━━━━━ Exercise material ━━━━━

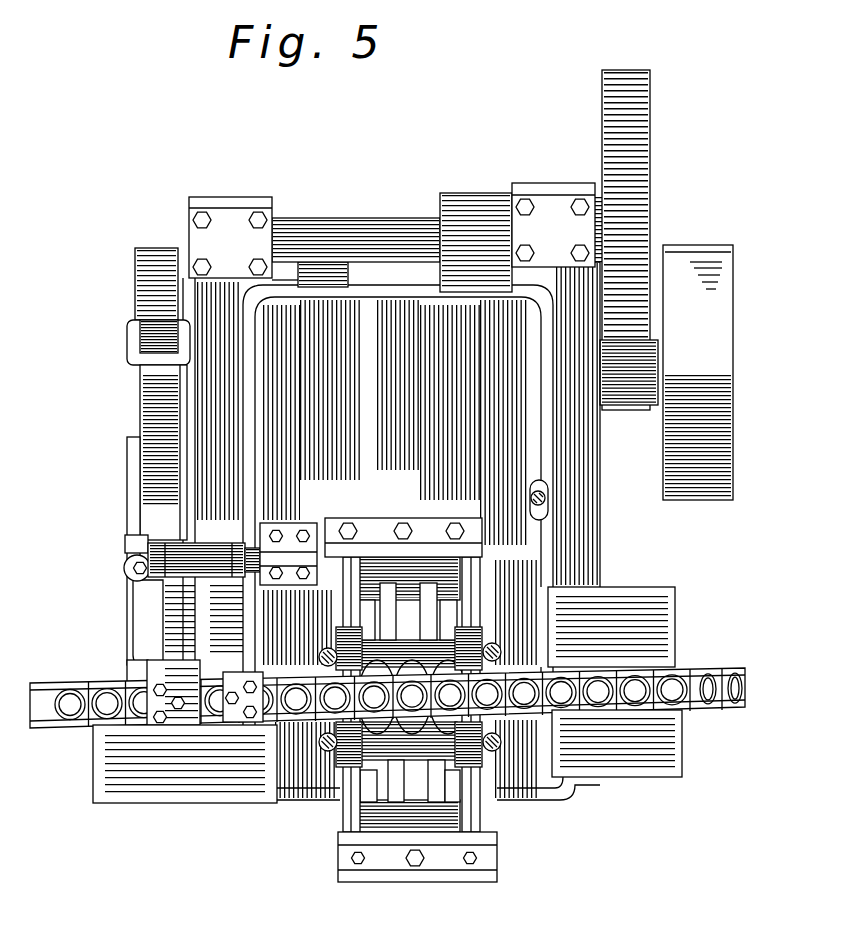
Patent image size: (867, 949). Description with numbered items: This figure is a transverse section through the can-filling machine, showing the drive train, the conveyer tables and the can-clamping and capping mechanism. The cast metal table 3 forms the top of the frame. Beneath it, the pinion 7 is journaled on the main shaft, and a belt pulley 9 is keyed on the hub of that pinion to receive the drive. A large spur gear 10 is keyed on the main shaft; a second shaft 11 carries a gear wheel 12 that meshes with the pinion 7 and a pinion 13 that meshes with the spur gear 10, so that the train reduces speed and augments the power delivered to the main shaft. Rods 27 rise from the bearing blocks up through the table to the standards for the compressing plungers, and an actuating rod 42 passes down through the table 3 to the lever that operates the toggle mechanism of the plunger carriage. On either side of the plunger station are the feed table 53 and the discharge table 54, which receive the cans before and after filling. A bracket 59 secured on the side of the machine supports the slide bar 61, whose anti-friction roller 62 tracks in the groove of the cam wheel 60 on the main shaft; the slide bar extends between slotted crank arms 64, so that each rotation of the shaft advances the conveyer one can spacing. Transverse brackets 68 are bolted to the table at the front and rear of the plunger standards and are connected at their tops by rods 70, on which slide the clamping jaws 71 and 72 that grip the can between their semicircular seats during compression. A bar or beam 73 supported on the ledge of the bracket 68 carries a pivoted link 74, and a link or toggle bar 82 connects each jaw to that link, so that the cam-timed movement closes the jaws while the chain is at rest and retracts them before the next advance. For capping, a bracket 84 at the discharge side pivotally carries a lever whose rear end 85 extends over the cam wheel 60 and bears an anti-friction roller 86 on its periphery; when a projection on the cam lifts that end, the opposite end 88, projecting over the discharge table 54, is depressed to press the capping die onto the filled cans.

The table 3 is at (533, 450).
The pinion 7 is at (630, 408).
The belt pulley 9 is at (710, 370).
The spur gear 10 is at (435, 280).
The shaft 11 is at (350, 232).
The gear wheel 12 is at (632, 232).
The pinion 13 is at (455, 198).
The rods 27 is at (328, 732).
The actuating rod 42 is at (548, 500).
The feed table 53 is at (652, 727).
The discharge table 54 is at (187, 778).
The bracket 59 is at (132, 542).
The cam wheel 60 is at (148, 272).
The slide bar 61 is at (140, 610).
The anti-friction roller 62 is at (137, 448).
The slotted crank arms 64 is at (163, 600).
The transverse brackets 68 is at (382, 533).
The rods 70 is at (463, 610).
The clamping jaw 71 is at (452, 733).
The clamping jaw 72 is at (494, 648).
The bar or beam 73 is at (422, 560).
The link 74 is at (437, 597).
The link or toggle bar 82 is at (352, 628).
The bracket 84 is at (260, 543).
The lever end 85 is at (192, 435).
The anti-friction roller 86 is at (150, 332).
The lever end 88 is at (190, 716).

━━━━━
━━━━━ Exercise material ━━━━━

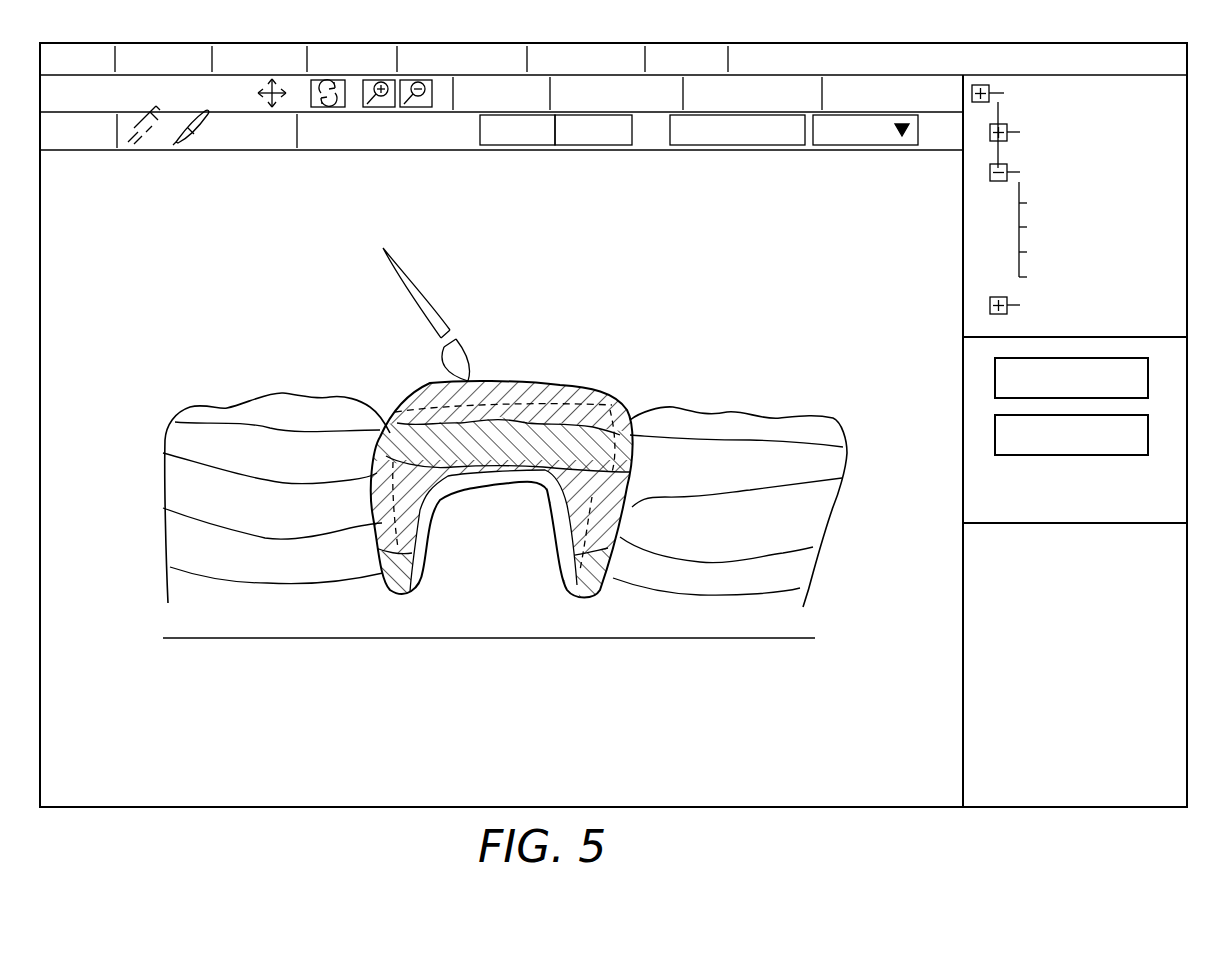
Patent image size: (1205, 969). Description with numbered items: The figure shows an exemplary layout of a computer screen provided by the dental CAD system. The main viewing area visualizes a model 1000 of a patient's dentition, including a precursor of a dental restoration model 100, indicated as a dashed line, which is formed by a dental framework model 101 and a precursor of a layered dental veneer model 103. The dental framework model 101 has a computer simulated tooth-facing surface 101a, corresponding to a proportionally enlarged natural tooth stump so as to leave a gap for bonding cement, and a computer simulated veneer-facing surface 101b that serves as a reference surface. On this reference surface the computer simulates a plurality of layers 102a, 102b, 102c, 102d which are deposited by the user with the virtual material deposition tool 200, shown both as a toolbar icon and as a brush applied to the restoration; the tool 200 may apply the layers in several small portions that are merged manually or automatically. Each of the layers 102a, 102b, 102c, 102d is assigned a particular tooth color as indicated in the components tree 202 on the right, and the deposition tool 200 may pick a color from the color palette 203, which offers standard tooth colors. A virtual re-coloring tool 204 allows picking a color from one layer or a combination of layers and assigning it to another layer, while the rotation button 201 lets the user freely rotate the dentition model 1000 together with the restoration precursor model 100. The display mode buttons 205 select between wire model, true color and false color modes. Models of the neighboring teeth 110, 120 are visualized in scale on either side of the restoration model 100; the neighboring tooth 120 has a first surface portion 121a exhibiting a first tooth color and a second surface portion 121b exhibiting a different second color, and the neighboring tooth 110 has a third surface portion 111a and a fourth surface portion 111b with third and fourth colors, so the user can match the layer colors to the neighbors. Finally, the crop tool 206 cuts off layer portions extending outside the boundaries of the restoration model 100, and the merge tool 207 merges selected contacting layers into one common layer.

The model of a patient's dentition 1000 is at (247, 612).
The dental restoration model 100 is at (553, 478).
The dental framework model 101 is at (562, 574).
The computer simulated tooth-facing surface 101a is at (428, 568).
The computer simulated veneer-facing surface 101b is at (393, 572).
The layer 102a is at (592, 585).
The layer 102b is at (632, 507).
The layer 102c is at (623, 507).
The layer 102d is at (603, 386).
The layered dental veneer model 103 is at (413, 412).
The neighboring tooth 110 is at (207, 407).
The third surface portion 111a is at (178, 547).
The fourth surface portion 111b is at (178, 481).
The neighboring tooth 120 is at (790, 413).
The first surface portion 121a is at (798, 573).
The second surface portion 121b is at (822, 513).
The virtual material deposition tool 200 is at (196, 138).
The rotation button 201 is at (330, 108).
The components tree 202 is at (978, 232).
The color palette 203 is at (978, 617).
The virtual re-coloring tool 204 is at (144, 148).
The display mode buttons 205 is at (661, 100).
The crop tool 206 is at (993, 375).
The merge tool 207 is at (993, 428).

━━━━━

(Work to do)
Convert the lines of the listing between the one holding "Patent image size: (1205, 969)." and the one holding "The model of", inclusive, into a Markdown table with the columns Row and Line, leaving out blank lines.

(Completed task)
| Row | Line |
|---|---|
| 1 | Patent image size: (1205, 969). Description with numbered items: The figure shows an exemplary layout of a computer screen provided by the dental CAD system. The main viewing area visualizes a model 1000 of a patient's dentition, including a precursor of a dental restoration model 100, indicated as a dashed line, which is formed by a dental framework model 101 and a precursor of a layered dental veneer model 103. The dental framework model 101 has a computer simulated tooth-facing surface 101a, corresponding to a proportionally enlarged natural tooth stump so as to leave a gap for bonding cement, and a computer simulated veneer-facing surface 101b that serves as a reference surface. On this reference surface the computer simulates a plurality of layers 102a, 102b, 102c, 102d which are deposited by the user with the virtual material deposition tool 200, shown both as a toolbar icon and as a brush applied to the restoration; the tool 200 may apply the layers in several small portions that are merged manually or automatically. Each of the layers 102a, 102b, 102c, 102d is assigned a particular tooth color as indicated in the components tree 202 on the right, and the deposition tool 200 may pick a color from the color palette 203, which offers standard tooth colors. A virtual re-coloring tool 204 allows picking a color from one layer or a combination of layers and assigning it to another layer, while the rotation button 201 lets the user freely rotate the dentition model 1000 together with the restoration precursor model 100. The display mode buttons 205 select between wire model, true color and false color modes. Models of the neighboring teeth 110, 120 are visualized in scale on either side of the restoration model 100; the neighboring tooth 120 has a first surface portion 121a exhibiting a first tooth color and a second surface portion 121b exhibiting a different second color, and the neighboring tooth 110 has a third surface portion 111a and a fourth surface portion 111b with third and fourth colors, so the user can match the layer colors to the neighbors. Finally, the crop tool 206 cuts off layer portions extending outside the boundaries of the restoration model 100, and the merge tool 207 merges selected contacting layers into one common layer. |
| 2 | The model of a patient's dentition 1000 is at (247, 612). |